--- INFORMATION SHOWN ---
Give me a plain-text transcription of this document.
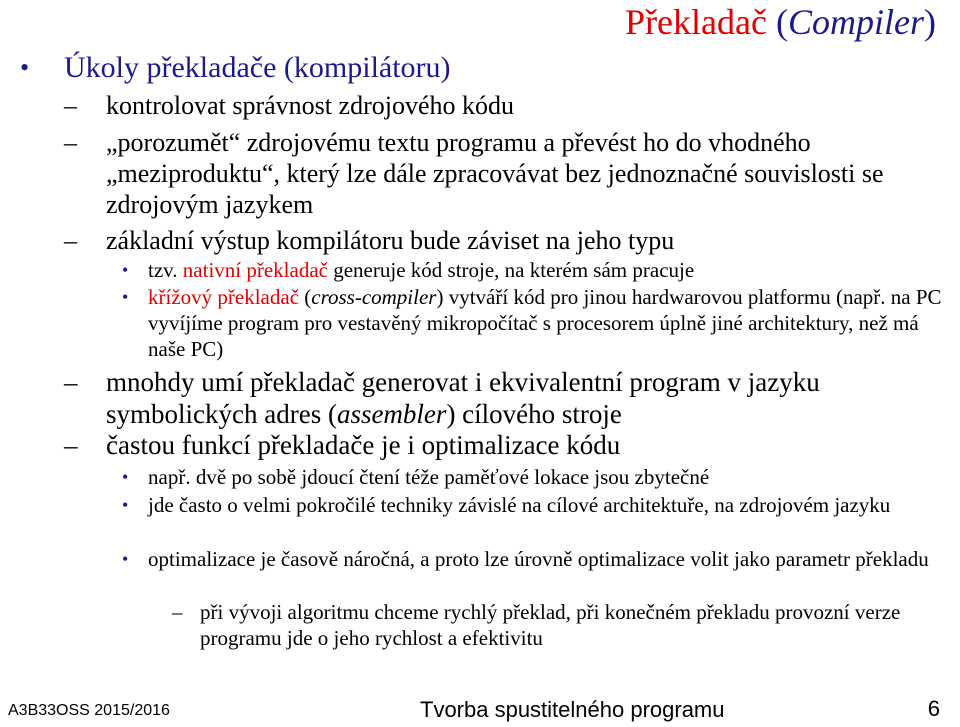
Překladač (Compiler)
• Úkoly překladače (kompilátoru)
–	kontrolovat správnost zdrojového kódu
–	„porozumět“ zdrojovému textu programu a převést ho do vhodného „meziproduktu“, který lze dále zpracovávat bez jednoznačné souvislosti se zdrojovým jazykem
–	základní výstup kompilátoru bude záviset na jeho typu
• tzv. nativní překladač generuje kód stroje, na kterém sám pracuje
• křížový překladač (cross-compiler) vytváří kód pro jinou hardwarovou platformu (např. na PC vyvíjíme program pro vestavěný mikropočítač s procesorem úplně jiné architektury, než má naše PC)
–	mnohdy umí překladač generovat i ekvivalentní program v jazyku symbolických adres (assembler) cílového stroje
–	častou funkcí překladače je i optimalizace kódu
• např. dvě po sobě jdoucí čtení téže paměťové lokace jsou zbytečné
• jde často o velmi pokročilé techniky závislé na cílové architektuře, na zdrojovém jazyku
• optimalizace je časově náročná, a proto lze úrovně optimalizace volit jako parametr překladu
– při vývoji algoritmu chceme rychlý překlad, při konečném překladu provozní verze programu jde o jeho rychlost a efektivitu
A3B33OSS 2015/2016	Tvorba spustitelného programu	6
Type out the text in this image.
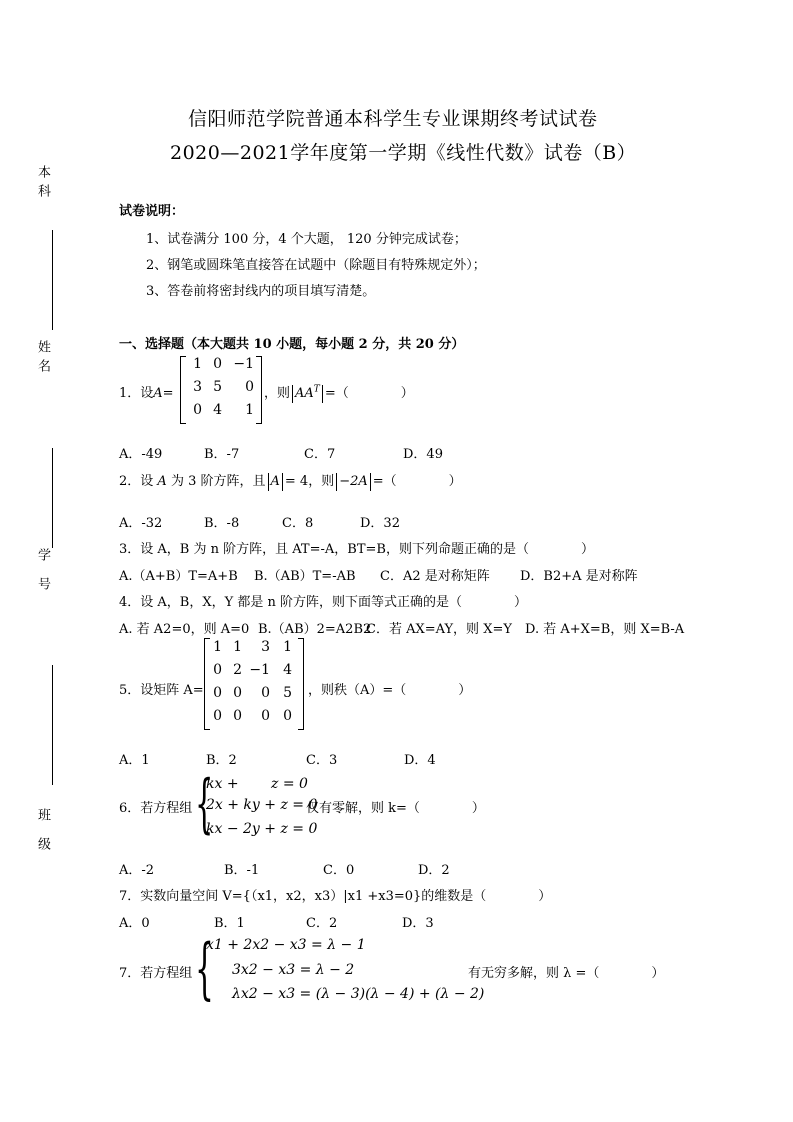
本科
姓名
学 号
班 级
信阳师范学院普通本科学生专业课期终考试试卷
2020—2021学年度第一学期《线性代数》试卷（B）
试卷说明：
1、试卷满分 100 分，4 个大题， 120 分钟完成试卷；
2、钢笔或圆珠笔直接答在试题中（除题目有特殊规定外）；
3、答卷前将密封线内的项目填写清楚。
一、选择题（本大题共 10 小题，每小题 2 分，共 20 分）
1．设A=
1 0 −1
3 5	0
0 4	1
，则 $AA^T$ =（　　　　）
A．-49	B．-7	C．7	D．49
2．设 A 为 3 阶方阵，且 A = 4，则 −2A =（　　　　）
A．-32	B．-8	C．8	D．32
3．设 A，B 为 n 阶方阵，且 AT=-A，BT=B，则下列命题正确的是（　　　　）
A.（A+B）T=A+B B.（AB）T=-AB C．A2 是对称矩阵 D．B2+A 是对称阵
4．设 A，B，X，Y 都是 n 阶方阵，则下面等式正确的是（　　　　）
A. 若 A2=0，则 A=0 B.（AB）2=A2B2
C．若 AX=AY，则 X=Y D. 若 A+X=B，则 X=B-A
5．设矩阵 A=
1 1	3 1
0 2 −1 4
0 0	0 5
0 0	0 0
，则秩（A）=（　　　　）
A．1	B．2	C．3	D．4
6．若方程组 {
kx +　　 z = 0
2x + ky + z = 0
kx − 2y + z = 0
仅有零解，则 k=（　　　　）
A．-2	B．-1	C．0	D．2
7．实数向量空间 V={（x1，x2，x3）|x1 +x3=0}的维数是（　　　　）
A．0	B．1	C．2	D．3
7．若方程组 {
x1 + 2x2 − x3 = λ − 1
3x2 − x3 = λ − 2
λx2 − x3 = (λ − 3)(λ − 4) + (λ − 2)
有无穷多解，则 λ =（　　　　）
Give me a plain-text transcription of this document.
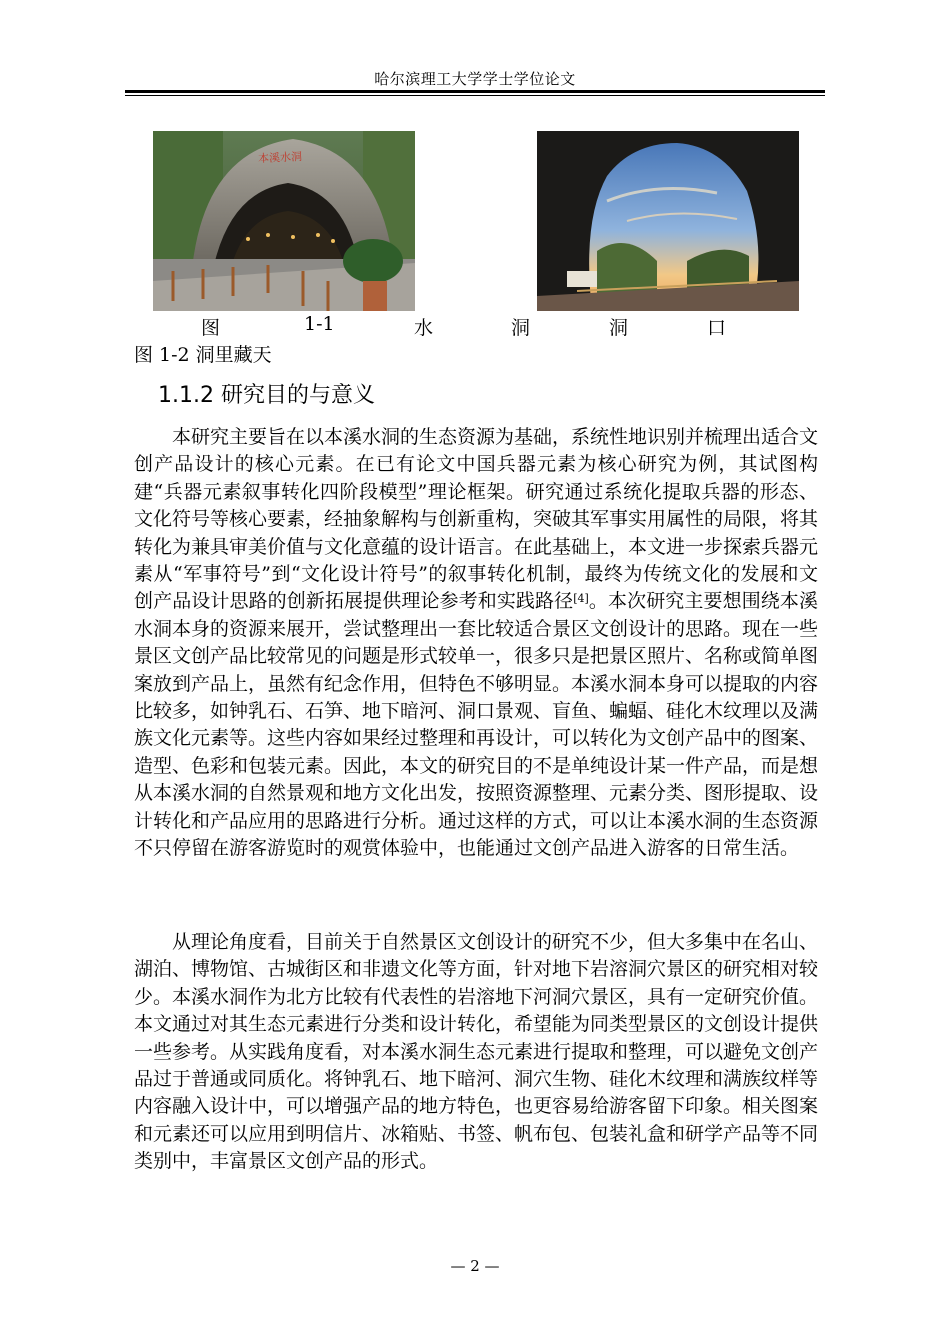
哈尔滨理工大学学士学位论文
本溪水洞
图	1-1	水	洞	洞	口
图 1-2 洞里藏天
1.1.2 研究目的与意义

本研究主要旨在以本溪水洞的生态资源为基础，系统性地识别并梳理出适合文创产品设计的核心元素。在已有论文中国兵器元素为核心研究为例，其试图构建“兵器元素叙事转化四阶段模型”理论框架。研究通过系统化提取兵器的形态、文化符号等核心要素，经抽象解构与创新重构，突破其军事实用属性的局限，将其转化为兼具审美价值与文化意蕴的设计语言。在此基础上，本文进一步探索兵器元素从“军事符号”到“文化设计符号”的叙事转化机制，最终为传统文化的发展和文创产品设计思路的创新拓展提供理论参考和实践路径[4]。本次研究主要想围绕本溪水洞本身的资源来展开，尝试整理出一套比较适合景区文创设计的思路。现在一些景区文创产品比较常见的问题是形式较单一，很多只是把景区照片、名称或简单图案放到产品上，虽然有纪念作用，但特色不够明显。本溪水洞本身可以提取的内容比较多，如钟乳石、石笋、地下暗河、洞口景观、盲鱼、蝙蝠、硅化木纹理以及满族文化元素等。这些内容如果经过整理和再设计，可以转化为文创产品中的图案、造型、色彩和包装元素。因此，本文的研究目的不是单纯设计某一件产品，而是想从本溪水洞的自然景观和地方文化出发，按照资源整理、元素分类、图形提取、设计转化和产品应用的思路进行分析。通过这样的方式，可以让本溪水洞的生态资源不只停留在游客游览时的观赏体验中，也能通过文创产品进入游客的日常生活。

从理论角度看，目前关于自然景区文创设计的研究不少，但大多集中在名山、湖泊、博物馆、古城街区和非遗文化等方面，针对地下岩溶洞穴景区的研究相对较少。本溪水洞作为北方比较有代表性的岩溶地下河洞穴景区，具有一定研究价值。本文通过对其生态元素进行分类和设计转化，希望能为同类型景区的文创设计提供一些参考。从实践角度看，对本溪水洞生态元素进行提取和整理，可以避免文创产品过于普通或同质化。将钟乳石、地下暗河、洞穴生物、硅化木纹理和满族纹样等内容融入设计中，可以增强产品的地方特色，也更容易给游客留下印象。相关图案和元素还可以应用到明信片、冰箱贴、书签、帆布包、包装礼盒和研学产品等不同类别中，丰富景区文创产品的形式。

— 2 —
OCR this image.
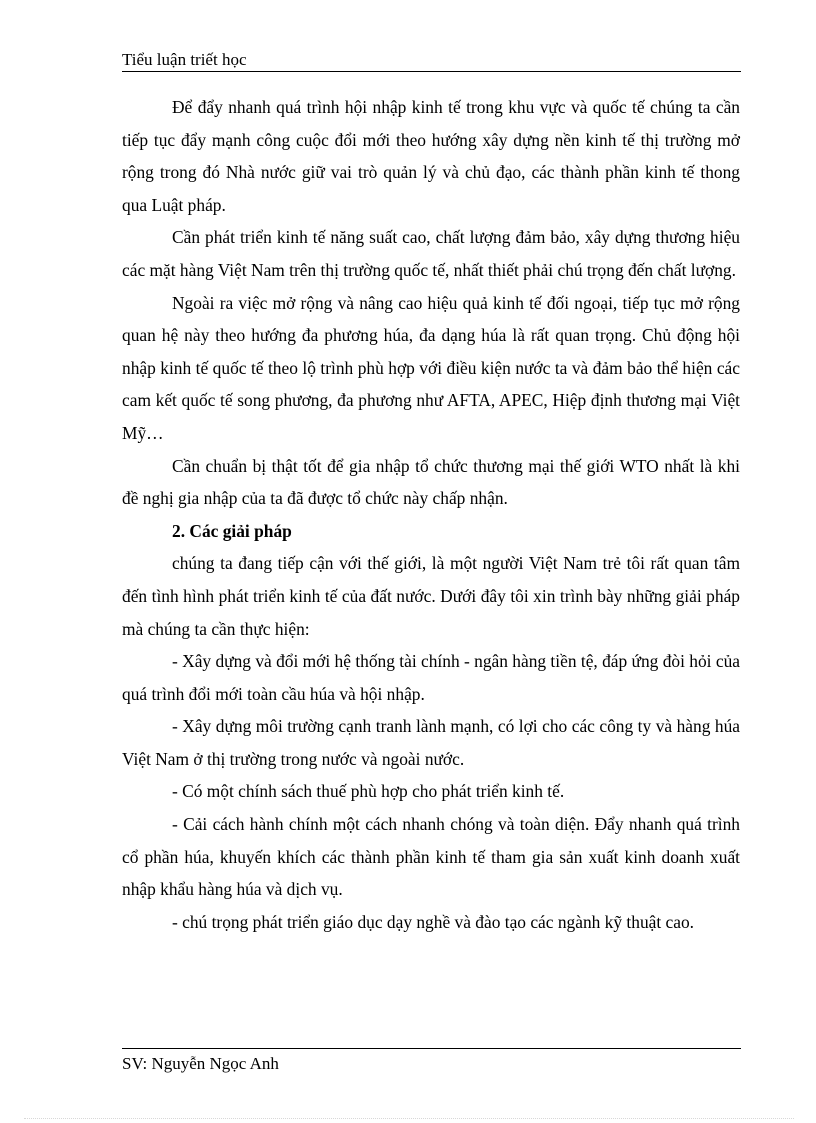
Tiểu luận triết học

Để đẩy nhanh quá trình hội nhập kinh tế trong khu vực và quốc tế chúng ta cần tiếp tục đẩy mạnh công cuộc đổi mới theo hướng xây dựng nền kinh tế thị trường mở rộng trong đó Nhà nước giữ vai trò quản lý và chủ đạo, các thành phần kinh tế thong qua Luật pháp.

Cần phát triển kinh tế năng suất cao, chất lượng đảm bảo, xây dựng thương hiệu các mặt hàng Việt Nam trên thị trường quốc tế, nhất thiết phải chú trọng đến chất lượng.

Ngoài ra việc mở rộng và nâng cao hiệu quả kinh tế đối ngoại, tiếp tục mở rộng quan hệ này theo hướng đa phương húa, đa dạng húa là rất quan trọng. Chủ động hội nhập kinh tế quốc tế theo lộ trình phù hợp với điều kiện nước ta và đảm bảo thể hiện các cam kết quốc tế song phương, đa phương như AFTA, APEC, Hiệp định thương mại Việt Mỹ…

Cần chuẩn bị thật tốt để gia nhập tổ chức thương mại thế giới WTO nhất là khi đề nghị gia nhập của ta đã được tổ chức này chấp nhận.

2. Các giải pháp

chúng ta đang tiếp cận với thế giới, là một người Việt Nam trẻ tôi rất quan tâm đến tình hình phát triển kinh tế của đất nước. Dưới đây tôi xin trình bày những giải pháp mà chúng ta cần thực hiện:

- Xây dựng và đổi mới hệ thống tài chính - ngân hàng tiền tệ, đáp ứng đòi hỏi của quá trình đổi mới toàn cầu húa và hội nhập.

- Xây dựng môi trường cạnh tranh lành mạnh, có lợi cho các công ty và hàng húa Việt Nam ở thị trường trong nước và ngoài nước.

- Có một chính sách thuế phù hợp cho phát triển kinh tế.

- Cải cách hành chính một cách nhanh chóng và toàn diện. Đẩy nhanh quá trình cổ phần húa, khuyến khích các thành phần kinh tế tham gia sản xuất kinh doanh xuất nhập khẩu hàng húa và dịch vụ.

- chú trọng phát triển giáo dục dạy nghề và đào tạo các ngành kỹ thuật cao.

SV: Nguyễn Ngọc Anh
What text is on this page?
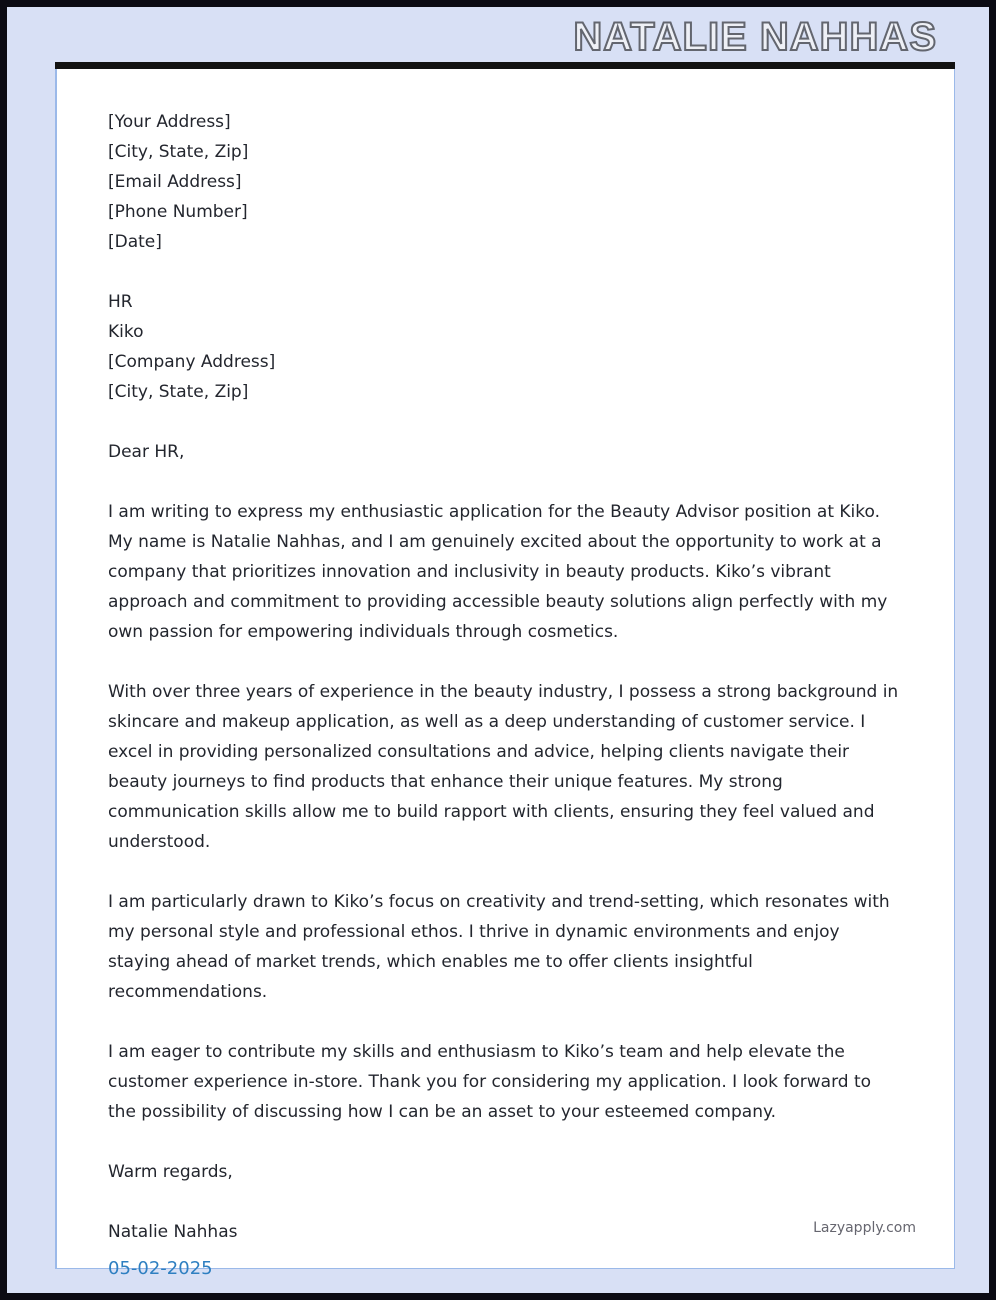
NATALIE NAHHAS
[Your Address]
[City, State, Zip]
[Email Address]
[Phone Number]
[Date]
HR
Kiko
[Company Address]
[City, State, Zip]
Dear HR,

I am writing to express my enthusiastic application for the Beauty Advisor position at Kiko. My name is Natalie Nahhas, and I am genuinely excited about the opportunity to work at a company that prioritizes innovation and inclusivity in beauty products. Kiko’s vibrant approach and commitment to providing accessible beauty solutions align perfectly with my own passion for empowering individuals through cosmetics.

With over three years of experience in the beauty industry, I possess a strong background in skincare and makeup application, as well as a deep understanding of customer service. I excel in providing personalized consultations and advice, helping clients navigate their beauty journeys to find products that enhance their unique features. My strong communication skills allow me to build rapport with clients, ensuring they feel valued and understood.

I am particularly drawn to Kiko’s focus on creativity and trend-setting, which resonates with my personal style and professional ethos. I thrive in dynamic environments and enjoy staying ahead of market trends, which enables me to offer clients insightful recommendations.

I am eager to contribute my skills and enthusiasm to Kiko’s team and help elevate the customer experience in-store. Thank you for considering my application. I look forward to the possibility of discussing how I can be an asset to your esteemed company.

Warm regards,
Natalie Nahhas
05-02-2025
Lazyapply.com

--- REQUIRED TASK ---
Look over the listing above. Pick out and copy every line that includes "experience".

--- RESULT ---
With over three years of experience in the beauty industry, I possess a strong background in skincare and makeup application, as well as a deep understanding of customer service. I excel in providing personalized consultations and advice, helping clients navigate their beauty journeys to find products that enhance their unique features. My strong communication skills allow me to build rapport with clients, ensuring they feel valued and understood.
I am eager to contribute my skills and enthusiasm to Kiko’s team and help elevate the customer experience in-store. Thank you for considering my application. I look forward to the possibility of discussing how I can be an asset to your esteemed company.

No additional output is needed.